## start ROWS

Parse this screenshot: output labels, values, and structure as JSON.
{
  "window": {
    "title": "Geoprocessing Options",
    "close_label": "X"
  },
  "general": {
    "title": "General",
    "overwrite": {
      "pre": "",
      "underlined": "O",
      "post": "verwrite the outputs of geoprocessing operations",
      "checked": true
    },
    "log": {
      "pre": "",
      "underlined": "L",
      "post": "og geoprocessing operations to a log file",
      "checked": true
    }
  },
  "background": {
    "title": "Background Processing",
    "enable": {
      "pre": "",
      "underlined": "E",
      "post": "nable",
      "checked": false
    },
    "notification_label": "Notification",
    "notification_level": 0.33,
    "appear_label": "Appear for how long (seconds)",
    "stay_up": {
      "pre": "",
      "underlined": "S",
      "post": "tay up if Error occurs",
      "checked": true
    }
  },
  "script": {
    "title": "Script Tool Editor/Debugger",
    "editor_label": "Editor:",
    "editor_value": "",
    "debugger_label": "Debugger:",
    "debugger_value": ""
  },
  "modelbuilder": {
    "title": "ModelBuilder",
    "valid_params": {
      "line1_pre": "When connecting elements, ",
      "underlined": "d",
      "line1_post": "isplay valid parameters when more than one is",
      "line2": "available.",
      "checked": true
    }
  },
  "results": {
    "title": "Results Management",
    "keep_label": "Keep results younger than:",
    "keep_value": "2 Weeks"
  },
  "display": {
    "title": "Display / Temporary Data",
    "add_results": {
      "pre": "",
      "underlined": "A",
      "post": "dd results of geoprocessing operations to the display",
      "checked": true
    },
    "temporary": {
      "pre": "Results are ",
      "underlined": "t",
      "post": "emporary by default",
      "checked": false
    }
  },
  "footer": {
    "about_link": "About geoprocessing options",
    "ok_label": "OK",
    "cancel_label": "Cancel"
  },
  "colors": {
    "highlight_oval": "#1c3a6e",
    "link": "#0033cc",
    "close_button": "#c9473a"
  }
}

## end ROWS

● TASK STATEMENT
Write out the material exactly as given.

● ANSWER TO THE PROBLEM
Parse this screenshot: output labels, values, and structure as JSON.
{
  "window": {
    "title": "Geoprocessing Options",
    "close_label": "X"
  },
  "general": {
    "title": "General",
    "overwrite": {
      "pre": "",
      "underlined": "O",
      "post": "verwrite the outputs of geoprocessing operations",
      "checked": true
    },
    "log": {
      "pre": "",
      "underlined": "L",
      "post": "og geoprocessing operations to a log file",
      "checked": true
    }
  },
  "background": {
    "title": "Background Processing",
    "enable": {
      "pre": "",
      "underlined": "E",
      "post": "nable",
      "checked": false
    },
    "notification_label": "Notification",
    "notification_level": 0.33,
    "appear_label": "Appear for how long (seconds)",
    "stay_up": {
      "pre": "",
      "underlined": "S",
      "post": "tay up if Error occurs",
      "checked": true
    }
  },
  "script": {
    "title": "Script Tool Editor/Debugger",
    "editor_label": "Editor:",
    "editor_value": "",
    "debugger_label": "Debugger:",
    "debugger_value": ""
  },
  "modelbuilder": {
    "title": "ModelBuilder",
    "valid_params": {
      "line1_pre": "When connecting elements, ",
      "underlined": "d",
      "line1_post": "isplay valid parameters when more than one is",
      "line2": "available.",
      "checked": true
    }
  },
  "results": {
    "title": "Results Management",
    "keep_label": "Keep results younger than:",
    "keep_value": "2 Weeks"
  },
  "display": {
    "title": "Display / Temporary Data",
    "add_results": {
      "pre": "",
      "underlined": "A",
      "post": "dd results of geoprocessing operations to the display",
      "checked": true
    },
    "temporary": {
      "pre": "Results are ",
      "underlined": "t",
      "post": "emporary by default",
      "checked": false
    }
  },
  "footer": {
    "about_link": "About geoprocessing options",
    "ok_label": "OK",
    "cancel_label": "Cancel"
  },
  "colors": {
    "highlight_oval": "#1c3a6e",
    "link": "#0033cc",
    "close_button": "#c9473a"
  }
}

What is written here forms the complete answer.